* [What you will do] The listing beneath should be written out in full, exactly as shown.

* [Supplied material]
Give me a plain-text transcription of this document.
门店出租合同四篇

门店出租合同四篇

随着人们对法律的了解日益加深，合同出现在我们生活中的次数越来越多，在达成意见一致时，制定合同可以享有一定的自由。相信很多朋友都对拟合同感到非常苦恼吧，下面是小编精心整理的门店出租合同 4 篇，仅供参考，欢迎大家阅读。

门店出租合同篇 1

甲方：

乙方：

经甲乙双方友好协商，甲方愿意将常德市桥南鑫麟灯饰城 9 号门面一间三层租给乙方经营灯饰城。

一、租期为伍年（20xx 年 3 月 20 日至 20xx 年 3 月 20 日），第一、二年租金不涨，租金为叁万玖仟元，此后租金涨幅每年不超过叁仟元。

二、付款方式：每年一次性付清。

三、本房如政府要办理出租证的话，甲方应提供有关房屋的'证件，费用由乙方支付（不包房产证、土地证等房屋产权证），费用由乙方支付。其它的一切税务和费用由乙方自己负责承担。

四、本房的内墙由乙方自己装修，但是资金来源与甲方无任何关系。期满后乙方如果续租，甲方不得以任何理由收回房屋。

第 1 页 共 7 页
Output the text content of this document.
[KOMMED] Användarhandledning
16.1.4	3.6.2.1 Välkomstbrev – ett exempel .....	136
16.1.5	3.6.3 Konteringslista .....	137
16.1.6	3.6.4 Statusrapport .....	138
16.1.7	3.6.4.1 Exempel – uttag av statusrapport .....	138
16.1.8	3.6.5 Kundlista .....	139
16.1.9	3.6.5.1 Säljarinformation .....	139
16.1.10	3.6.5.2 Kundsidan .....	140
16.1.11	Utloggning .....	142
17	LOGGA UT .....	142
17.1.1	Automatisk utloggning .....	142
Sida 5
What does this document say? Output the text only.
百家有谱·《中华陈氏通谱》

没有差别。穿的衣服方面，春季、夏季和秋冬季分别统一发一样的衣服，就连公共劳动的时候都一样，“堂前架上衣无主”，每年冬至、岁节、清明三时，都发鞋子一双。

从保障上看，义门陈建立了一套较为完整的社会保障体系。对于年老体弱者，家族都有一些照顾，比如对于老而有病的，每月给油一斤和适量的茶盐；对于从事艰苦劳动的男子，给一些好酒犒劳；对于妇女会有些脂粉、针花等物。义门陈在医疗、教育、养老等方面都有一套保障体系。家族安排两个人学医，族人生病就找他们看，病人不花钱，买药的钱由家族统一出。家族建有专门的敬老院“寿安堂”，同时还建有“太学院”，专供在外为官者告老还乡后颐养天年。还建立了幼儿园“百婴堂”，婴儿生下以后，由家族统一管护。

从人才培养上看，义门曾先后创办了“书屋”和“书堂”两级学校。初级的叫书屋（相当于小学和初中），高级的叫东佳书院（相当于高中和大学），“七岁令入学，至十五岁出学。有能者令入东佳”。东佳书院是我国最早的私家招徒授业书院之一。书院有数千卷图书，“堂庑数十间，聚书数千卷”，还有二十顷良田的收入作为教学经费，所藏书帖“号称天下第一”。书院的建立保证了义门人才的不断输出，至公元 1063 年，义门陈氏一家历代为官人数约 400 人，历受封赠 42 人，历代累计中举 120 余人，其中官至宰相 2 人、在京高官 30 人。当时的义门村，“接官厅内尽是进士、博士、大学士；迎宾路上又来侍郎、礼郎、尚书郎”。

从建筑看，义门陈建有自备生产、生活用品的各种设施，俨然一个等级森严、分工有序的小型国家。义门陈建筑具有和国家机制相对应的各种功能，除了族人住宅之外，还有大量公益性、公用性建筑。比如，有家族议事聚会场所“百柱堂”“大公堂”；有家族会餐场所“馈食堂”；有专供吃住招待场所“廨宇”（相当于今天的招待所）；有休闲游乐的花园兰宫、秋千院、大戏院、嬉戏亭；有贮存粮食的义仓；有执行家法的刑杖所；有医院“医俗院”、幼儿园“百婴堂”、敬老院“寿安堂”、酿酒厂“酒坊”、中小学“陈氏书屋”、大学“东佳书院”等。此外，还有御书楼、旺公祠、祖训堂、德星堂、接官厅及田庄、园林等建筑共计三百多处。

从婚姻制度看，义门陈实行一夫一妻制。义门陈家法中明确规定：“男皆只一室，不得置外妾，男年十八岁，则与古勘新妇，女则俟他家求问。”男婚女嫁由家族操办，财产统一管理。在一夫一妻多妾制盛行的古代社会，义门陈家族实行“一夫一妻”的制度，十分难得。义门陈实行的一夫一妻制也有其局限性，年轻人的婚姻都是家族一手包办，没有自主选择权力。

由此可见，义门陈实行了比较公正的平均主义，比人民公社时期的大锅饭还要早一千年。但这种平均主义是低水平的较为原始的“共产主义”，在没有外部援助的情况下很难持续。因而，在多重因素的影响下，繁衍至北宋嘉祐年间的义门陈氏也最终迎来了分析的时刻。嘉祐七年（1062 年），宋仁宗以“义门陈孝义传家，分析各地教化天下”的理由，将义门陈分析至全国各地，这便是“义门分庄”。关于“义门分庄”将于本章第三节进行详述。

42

* [Answer for this exercise]
Give me a plain-text transcription of this document.
门店出租合同四篇

门店出租合同四篇

随着人们对法律的了解日益加深，合同出现在我们生活中的次数越来越多，在达成意见一致时，制定合同可以享有一定的自由。相信很多朋友都对拟合同感到非常苦恼吧，下面是小编精心整理的门店出租合同 4 篇，仅供参考，欢迎大家阅读。

门店出租合同篇 1

甲方：

乙方：

经甲乙双方友好协商，甲方愿意将常德市桥南鑫麟灯饰城 9 号门面一间三层租给乙方经营灯饰城。

一、租期为伍年（20xx 年 3 月 20 日至 20xx 年 3 月 20 日），第一、二年租金不涨，租金为叁万玖仟元，此后租金涨幅每年不超过叁仟元。

二、付款方式：每年一次性付清。

三、本房如政府要办理出租证的话，甲方应提供有关房屋的'证件，费用由乙方支付（不包房产证、土地证等房屋产权证），费用由乙方支付。其它的一切税务和费用由乙方自己负责承担。

四、本房的内墙由乙方自己装修，但是资金来源与甲方无任何关系。期满后乙方如果续租，甲方不得以任何理由收回房屋。

第 1 页 共 7 页
Output the text content of this document.
[KOMMED] Användarhandledning
16.1.4	3.6.2.1 Välkomstbrev – ett exempel .....	136
16.1.5	3.6.3 Konteringslista .....	137
16.1.6	3.6.4 Statusrapport .....	138
16.1.7	3.6.4.1 Exempel – uttag av statusrapport .....	138
16.1.8	3.6.5 Kundlista .....	139
16.1.9	3.6.5.1 Säljarinformation .....	139
16.1.10	3.6.5.2 Kundsidan .....	140
16.1.11	Utloggning .....	142
17	LOGGA UT .....	142
17.1.1	Automatisk utloggning .....	142
Sida 5
What does this document say? Output the text only.
百家有谱·《中华陈氏通谱》

没有差别。穿的衣服方面，春季、夏季和秋冬季分别统一发一样的衣服，就连公共劳动的时候都一样，“堂前架上衣无主”，每年冬至、岁节、清明三时，都发鞋子一双。

从保障上看，义门陈建立了一套较为完整的社会保障体系。对于年老体弱者，家族都有一些照顾，比如对于老而有病的，每月给油一斤和适量的茶盐；对于从事艰苦劳动的男子，给一些好酒犒劳；对于妇女会有些脂粉、针花等物。义门陈在医疗、教育、养老等方面都有一套保障体系。家族安排两个人学医，族人生病就找他们看，病人不花钱，买药的钱由家族统一出。家族建有专门的敬老院“寿安堂”，同时还建有“太学院”，专供在外为官者告老还乡后颐养天年。还建立了幼儿园“百婴堂”，婴儿生下以后，由家族统一管护。

从人才培养上看，义门曾先后创办了“书屋”和“书堂”两级学校。初级的叫书屋（相当于小学和初中），高级的叫东佳书院（相当于高中和大学），“七岁令入学，至十五岁出学。有能者令入东佳”。东佳书院是我国最早的私家招徒授业书院之一。书院有数千卷图书，“堂庑数十间，聚书数千卷”，还有二十顷良田的收入作为教学经费，所藏书帖“号称天下第一”。书院的建立保证了义门人才的不断输出，至公元 1063 年，义门陈氏一家历代为官人数约 400 人，历受封赠 42 人，历代累计中举 120 余人，其中官至宰相 2 人、在京高官 30 人。当时的义门村，“接官厅内尽是进士、博士、大学士；迎宾路上又来侍郎、礼郎、尚书郎”。

从建筑看，义门陈建有自备生产、生活用品的各种设施，俨然一个等级森严、分工有序的小型国家。义门陈建筑具有和国家机制相对应的各种功能，除了族人住宅之外，还有大量公益性、公用性建筑。比如，有家族议事聚会场所“百柱堂”“大公堂”；有家族会餐场所“馈食堂”；有专供吃住招待场所“廨宇”（相当于今天的招待所）；有休闲游乐的花园兰宫、秋千院、大戏院、嬉戏亭；有贮存粮食的义仓；有执行家法的刑杖所；有医院“医俗院”、幼儿园“百婴堂”、敬老院“寿安堂”、酿酒厂“酒坊”、中小学“陈氏书屋”、大学“东佳书院”等。此外，还有御书楼、旺公祠、祖训堂、德星堂、接官厅及田庄、园林等建筑共计三百多处。

从婚姻制度看，义门陈实行一夫一妻制。义门陈家法中明确规定：“男皆只一室，不得置外妾，男年十八岁，则与古勘新妇，女则俟他家求问。”男婚女嫁由家族操办，财产统一管理。在一夫一妻多妾制盛行的古代社会，义门陈家族实行“一夫一妻”的制度，十分难得。义门陈实行的一夫一妻制也有其局限性，年轻人的婚姻都是家族一手包办，没有自主选择权力。

由此可见，义门陈实行了比较公正的平均主义，比人民公社时期的大锅饭还要早一千年。但这种平均主义是低水平的较为原始的“共产主义”，在没有外部援助的情况下很难持续。因而，在多重因素的影响下，繁衍至北宋嘉祐年间的义门陈氏也最终迎来了分析的时刻。嘉祐七年（1062 年），宋仁宗以“义门陈孝义传家，分析各地教化天下”的理由，将义门陈分析至全国各地，这便是“义门分庄”。关于“义门分庄”将于本章第三节进行详述。

42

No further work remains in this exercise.